__WHAT IS NEEDED__: Copy the records below exactly as they are written.

__PROVIDED RECORDS__:
>>>>
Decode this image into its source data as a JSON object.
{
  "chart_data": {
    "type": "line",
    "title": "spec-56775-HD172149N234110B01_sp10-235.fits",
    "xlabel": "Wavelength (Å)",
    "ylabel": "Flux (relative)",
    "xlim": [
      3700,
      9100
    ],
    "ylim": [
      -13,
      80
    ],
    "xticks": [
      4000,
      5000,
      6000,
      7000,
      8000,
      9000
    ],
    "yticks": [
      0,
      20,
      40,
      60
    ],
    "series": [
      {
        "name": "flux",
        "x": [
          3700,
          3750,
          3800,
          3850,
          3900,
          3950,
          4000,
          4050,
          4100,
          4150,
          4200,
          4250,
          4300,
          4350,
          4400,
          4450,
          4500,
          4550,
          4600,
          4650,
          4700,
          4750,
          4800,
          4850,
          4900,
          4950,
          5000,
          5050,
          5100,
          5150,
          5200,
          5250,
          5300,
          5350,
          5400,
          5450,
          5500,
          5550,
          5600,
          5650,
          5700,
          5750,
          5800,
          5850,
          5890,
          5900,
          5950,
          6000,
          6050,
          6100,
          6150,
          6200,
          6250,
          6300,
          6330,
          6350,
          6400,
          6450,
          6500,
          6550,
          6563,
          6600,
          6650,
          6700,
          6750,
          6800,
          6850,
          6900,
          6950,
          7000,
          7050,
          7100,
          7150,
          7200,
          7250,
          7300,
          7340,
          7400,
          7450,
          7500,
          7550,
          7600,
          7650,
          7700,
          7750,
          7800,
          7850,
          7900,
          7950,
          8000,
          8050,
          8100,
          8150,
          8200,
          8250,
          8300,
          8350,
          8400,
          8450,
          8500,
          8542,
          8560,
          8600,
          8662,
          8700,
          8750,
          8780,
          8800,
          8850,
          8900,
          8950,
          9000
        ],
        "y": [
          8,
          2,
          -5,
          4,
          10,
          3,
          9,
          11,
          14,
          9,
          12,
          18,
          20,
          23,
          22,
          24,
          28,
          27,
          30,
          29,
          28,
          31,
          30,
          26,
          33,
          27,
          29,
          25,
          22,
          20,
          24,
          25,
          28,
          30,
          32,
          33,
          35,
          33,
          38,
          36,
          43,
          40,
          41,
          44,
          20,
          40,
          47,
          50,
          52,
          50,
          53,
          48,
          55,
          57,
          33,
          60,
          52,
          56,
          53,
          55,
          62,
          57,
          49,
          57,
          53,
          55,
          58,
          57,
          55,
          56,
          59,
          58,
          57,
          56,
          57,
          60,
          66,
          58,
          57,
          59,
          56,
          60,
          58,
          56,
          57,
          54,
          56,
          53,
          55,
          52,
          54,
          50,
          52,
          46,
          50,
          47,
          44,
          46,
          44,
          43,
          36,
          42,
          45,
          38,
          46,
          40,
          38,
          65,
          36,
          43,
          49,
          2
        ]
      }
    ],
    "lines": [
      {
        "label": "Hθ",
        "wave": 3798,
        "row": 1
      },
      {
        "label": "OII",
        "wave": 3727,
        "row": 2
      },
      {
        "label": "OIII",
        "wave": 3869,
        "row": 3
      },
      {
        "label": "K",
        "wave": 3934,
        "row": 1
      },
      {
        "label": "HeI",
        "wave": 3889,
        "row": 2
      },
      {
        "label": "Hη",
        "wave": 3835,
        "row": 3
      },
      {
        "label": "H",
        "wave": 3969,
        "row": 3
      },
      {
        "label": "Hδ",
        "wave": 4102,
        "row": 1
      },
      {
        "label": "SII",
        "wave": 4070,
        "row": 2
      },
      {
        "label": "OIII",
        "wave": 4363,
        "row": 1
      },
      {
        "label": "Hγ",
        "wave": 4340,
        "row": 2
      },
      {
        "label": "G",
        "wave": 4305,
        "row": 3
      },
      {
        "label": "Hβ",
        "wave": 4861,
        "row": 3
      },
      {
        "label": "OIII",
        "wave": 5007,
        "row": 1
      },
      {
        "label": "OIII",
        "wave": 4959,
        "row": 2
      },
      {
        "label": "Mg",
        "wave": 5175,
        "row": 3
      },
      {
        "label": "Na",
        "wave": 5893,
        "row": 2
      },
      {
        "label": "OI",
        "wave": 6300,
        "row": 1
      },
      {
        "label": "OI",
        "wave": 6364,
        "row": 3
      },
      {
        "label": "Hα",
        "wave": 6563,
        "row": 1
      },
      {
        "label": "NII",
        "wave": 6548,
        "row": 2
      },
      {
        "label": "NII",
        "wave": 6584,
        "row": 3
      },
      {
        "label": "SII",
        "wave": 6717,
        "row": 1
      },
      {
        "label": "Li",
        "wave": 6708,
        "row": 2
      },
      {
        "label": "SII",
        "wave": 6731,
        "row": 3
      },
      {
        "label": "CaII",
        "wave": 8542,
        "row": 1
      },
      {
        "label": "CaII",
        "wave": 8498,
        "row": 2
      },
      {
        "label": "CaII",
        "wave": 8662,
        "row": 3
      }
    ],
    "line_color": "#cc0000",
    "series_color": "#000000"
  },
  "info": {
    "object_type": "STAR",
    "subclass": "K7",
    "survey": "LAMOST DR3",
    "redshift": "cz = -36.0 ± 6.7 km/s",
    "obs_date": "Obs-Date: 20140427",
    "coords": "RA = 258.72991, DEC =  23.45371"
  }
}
<<<<
__WRITTEN ANSWER__:
Decode this image into its source data as a JSON object.
{
  "chart_data": {
    "type": "line",
    "title": "spec-56775-HD172149N234110B01_sp10-235.fits",
    "xlabel": "Wavelength (Å)",
    "ylabel": "Flux (relative)",
    "xlim": [
      3700,
      9100
    ],
    "ylim": [
      -13,
      80
    ],
    "xticks": [
      4000,
      5000,
      6000,
      7000,
      8000,
      9000
    ],
    "yticks": [
      0,
      20,
      40,
      60
    ],
    "series": [
      {
        "name": "flux",
        "x": [
          3700,
          3750,
          3800,
          3850,
          3900,
          3950,
          4000,
          4050,
          4100,
          4150,
          4200,
          4250,
          4300,
          4350,
          4400,
          4450,
          4500,
          4550,
          4600,
          4650,
          4700,
          4750,
          4800,
          4850,
          4900,
          4950,
          5000,
          5050,
          5100,
          5150,
          5200,
          5250,
          5300,
          5350,
          5400,
          5450,
          5500,
          5550,
          5600,
          5650,
          5700,
          5750,
          5800,
          5850,
          5890,
          5900,
          5950,
          6000,
          6050,
          6100,
          6150,
          6200,
          6250,
          6300,
          6330,
          6350,
          6400,
          6450,
          6500,
          6550,
          6563,
          6600,
          6650,
          6700,
          6750,
          6800,
          6850,
          6900,
          6950,
          7000,
          7050,
          7100,
          7150,
          7200,
          7250,
          7300,
          7340,
          7400,
          7450,
          7500,
          7550,
          7600,
          7650,
          7700,
          7750,
          7800,
          7850,
          7900,
          7950,
          8000,
          8050,
          8100,
          8150,
          8200,
          8250,
          8300,
          8350,
          8400,
          8450,
          8500,
          8542,
          8560,
          8600,
          8662,
          8700,
          8750,
          8780,
          8800,
          8850,
          8900,
          8950,
          9000
        ],
        "y": [
          8,
          2,
          -5,
          4,
          10,
          3,
          9,
          11,
          14,
          9,
          12,
          18,
          20,
          23,
          22,
          24,
          28,
          27,
          30,
          29,
          28,
          31,
          30,
          26,
          33,
          27,
          29,
          25,
          22,
          20,
          24,
          25,
          28,
          30,
          32,
          33,
          35,
          33,
          38,
          36,
          43,
          40,
          41,
          44,
          20,
          40,
          47,
          50,
          52,
          50,
          53,
          48,
          55,
          57,
          33,
          60,
          52,
          56,
          53,
          55,
          62,
          57,
          49,
          57,
          53,
          55,
          58,
          57,
          55,
          56,
          59,
          58,
          57,
          56,
          57,
          60,
          66,
          58,
          57,
          59,
          56,
          60,
          58,
          56,
          57,
          54,
          56,
          53,
          55,
          52,
          54,
          50,
          52,
          46,
          50,
          47,
          44,
          46,
          44,
          43,
          36,
          42,
          45,
          38,
          46,
          40,
          38,
          65,
          36,
          43,
          49,
          2
        ]
      }
    ],
    "lines": [
      {
        "label": "Hθ",
        "wave": 3798,
        "row": 1
      },
      {
        "label": "OII",
        "wave": 3727,
        "row": 2
      },
      {
        "label": "OIII",
        "wave": 3869,
        "row": 3
      },
      {
        "label": "K",
        "wave": 3934,
        "row": 1
      },
      {
        "label": "HeI",
        "wave": 3889,
        "row": 2
      },
      {
        "label": "Hη",
        "wave": 3835,
        "row": 3
      },
      {
        "label": "H",
        "wave": 3969,
        "row": 3
      },
      {
        "label": "Hδ",
        "wave": 4102,
        "row": 1
      },
      {
        "label": "SII",
        "wave": 4070,
        "row": 2
      },
      {
        "label": "OIII",
        "wave": 4363,
        "row": 1
      },
      {
        "label": "Hγ",
        "wave": 4340,
        "row": 2
      },
      {
        "label": "G",
        "wave": 4305,
        "row": 3
      },
      {
        "label": "Hβ",
        "wave": 4861,
        "row": 3
      },
      {
        "label": "OIII",
        "wave": 5007,
        "row": 1
      },
      {
        "label": "OIII",
        "wave": 4959,
        "row": 2
      },
      {
        "label": "Mg",
        "wave": 5175,
        "row": 3
      },
      {
        "label": "Na",
        "wave": 5893,
        "row": 2
      },
      {
        "label": "OI",
        "wave": 6300,
        "row": 1
      },
      {
        "label": "OI",
        "wave": 6364,
        "row": 3
      },
      {
        "label": "Hα",
        "wave": 6563,
        "row": 1
      },
      {
        "label": "NII",
        "wave": 6548,
        "row": 2
      },
      {
        "label": "NII",
        "wave": 6584,
        "row": 3
      },
      {
        "label": "SII",
        "wave": 6717,
        "row": 1
      },
      {
        "label": "Li",
        "wave": 6708,
        "row": 2
      },
      {
        "label": "SII",
        "wave": 6731,
        "row": 3
      },
      {
        "label": "CaII",
        "wave": 8542,
        "row": 1
      },
      {
        "label": "CaII",
        "wave": 8498,
        "row": 2
      },
      {
        "label": "CaII",
        "wave": 8662,
        "row": 3
      }
    ],
    "line_color": "#cc0000",
    "series_color": "#000000"
  },
  "info": {
    "object_type": "STAR",
    "subclass": "K7",
    "survey": "LAMOST DR3",
    "redshift": "cz = -36.0 ± 6.7 km/s",
    "obs_date": "Obs-Date: 20140427",
    "coords": "RA = 258.72991, DEC =  23.45371"
  }
}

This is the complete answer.